▶ **WHAT YOU SHOULD DO**: Can you find the lines of the listing that include "color" and copy every one?
═══ DATA SHOWN
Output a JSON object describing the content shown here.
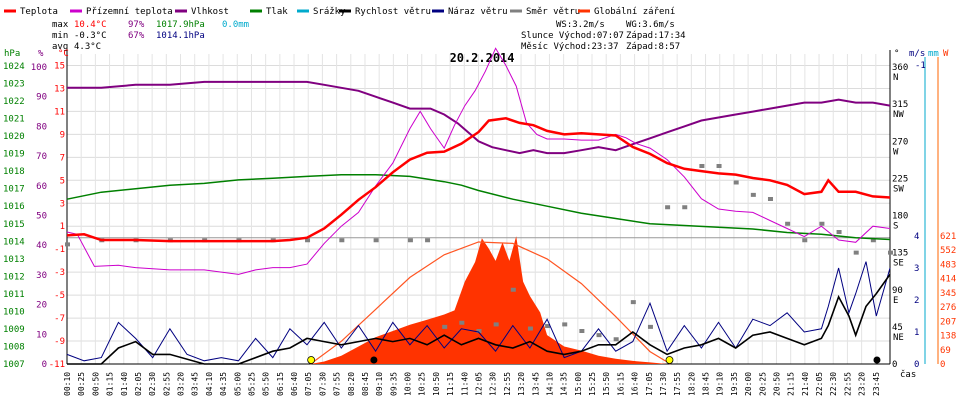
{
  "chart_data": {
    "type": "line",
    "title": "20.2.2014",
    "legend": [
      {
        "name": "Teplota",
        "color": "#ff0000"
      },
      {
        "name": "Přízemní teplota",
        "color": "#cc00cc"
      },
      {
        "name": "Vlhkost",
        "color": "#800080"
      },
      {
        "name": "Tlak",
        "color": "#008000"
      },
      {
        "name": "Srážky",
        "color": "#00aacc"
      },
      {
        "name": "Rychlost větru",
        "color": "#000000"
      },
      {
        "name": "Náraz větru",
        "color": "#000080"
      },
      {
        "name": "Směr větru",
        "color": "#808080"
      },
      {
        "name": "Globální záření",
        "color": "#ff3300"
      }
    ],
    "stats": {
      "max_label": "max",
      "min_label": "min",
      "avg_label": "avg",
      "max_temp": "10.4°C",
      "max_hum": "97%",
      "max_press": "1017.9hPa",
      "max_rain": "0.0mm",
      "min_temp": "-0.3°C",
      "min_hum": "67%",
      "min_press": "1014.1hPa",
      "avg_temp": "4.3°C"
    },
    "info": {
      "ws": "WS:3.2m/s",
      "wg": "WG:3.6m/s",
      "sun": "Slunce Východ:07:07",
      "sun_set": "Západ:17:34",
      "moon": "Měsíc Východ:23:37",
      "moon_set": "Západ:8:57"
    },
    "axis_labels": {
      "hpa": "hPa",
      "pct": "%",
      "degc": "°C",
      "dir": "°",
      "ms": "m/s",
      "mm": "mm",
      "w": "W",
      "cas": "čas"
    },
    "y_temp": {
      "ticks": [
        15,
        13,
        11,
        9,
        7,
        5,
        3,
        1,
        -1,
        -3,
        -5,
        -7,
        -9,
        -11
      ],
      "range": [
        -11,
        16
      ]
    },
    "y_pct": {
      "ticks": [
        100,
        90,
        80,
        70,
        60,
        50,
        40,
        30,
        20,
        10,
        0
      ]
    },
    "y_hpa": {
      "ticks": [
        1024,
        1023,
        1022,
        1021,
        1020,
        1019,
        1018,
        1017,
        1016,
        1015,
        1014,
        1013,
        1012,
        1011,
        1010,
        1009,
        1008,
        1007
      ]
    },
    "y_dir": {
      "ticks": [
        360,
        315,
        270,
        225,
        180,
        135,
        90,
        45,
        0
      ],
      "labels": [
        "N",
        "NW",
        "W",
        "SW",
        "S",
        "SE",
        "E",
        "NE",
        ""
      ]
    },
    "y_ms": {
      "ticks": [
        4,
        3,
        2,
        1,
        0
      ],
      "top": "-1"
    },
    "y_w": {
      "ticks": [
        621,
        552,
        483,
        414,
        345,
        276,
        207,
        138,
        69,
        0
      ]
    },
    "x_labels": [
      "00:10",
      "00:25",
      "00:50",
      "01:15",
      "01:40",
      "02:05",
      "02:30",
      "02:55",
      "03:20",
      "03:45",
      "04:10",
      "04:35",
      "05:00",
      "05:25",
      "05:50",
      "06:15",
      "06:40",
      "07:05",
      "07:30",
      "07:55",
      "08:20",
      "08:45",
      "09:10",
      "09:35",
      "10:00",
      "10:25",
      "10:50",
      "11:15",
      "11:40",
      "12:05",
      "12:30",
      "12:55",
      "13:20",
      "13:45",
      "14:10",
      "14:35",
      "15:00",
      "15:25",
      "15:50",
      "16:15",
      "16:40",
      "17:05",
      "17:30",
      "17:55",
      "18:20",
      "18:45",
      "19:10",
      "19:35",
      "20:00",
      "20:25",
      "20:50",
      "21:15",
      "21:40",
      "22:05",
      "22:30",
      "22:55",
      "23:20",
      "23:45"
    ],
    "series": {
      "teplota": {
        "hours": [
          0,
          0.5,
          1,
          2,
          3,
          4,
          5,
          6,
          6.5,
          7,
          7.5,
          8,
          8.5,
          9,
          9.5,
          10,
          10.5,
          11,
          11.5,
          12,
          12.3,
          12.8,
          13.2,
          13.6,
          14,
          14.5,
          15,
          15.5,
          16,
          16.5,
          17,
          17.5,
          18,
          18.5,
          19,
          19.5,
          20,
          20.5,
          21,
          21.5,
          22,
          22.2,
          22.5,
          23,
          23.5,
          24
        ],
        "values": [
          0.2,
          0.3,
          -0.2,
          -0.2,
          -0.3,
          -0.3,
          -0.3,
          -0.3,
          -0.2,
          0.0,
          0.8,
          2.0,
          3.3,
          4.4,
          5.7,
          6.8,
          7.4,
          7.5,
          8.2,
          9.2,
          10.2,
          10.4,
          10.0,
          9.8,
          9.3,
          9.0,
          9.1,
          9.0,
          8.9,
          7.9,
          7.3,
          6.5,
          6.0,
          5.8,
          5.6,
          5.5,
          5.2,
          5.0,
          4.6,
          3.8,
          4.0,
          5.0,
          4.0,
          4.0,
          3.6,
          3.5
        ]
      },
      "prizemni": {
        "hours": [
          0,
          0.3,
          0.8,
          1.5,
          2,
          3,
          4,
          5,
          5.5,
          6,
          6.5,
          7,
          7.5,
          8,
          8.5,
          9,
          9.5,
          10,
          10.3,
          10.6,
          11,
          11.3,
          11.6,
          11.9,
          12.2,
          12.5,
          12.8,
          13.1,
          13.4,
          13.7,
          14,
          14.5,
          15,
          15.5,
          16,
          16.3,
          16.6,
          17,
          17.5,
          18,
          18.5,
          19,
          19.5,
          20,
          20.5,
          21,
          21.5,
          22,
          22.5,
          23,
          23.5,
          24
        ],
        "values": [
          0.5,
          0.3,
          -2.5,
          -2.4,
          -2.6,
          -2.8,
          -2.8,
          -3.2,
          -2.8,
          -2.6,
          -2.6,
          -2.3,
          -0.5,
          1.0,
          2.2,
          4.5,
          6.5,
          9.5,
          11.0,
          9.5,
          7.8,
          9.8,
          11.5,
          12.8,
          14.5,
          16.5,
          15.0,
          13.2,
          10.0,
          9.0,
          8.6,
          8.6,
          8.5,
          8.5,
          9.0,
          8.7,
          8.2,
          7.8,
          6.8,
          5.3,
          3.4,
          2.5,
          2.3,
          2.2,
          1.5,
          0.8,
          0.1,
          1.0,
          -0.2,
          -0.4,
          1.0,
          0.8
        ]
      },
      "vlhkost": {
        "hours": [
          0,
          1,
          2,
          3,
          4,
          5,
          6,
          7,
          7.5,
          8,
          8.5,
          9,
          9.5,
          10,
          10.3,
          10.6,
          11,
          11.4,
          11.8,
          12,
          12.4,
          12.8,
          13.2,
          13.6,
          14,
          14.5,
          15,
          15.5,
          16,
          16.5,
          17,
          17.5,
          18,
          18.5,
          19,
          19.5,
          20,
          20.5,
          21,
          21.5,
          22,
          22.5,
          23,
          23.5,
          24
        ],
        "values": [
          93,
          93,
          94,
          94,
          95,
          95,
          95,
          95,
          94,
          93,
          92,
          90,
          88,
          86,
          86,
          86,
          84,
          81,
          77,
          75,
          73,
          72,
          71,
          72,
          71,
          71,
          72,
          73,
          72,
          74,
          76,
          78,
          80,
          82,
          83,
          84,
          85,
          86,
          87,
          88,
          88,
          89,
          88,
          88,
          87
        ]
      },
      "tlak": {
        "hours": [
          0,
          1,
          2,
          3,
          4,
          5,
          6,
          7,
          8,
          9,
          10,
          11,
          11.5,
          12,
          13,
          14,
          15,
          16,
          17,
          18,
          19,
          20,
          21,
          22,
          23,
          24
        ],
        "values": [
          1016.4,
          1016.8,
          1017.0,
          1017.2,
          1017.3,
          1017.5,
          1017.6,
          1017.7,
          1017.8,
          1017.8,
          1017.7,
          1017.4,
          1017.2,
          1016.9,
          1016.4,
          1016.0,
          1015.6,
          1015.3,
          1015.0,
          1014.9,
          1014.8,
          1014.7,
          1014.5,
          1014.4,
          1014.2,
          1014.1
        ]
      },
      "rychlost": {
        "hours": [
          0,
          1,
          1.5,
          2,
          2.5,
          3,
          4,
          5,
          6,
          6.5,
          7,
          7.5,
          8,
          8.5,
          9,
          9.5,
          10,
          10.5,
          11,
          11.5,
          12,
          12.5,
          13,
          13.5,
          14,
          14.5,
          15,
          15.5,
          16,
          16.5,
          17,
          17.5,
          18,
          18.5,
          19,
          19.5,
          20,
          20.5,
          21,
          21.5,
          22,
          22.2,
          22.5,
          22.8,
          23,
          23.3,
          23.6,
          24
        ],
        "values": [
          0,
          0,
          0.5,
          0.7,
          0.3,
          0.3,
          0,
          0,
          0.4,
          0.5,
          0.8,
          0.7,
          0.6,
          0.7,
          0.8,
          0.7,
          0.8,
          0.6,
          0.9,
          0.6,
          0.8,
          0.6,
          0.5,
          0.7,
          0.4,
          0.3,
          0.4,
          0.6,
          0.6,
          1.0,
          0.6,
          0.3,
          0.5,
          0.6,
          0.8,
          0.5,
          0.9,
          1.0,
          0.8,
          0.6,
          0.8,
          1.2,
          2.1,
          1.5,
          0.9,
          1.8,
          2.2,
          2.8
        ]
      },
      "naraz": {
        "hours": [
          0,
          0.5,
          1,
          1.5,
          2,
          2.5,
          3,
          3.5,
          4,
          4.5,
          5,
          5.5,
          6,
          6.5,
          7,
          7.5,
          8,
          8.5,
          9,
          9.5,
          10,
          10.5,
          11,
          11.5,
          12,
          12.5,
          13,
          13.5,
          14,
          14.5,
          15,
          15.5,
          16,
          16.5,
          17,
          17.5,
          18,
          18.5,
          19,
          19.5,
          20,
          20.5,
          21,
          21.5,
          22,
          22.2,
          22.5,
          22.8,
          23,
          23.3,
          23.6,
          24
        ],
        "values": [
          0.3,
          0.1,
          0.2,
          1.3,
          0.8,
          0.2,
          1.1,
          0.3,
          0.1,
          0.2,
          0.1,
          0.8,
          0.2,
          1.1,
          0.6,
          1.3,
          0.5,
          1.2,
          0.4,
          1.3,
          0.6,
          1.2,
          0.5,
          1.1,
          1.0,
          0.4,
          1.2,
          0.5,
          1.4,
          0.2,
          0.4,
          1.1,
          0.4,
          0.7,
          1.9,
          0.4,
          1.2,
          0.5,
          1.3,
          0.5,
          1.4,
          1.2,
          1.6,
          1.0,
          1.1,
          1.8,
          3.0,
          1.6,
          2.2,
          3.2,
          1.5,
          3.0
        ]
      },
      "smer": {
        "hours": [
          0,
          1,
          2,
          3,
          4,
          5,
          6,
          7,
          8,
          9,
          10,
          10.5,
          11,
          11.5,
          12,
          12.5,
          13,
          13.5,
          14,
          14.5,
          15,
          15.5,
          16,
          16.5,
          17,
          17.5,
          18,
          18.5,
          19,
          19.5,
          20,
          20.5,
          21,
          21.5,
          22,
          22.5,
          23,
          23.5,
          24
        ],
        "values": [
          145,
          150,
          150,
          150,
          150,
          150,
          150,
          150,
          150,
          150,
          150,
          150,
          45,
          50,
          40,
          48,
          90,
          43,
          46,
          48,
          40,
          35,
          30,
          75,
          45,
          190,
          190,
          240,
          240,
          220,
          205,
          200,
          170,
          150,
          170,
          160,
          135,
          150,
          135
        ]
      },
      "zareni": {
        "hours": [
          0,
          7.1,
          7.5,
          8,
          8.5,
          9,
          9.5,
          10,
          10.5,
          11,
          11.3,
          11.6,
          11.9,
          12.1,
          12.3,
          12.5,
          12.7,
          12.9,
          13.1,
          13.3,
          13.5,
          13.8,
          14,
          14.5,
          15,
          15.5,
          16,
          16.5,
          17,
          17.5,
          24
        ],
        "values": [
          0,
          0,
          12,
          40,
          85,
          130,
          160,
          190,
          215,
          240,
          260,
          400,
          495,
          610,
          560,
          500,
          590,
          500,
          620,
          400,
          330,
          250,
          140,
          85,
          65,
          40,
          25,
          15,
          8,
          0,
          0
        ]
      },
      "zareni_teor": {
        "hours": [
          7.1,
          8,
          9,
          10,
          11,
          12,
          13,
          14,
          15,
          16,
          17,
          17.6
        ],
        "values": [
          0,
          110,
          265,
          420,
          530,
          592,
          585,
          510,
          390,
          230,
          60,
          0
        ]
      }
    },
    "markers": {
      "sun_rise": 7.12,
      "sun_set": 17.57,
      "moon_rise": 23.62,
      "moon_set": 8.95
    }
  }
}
══════
▶ **EXERCISE OUTPUT**:
        "color": "#ff0000"
        "color": "#cc00cc"
        "color": "#800080"
        "color": "#008000"
        "color": "#00aacc"
        "color": "#000000"
        "color": "#000080"
        "color": "#808080"
        "color": "#ff3300"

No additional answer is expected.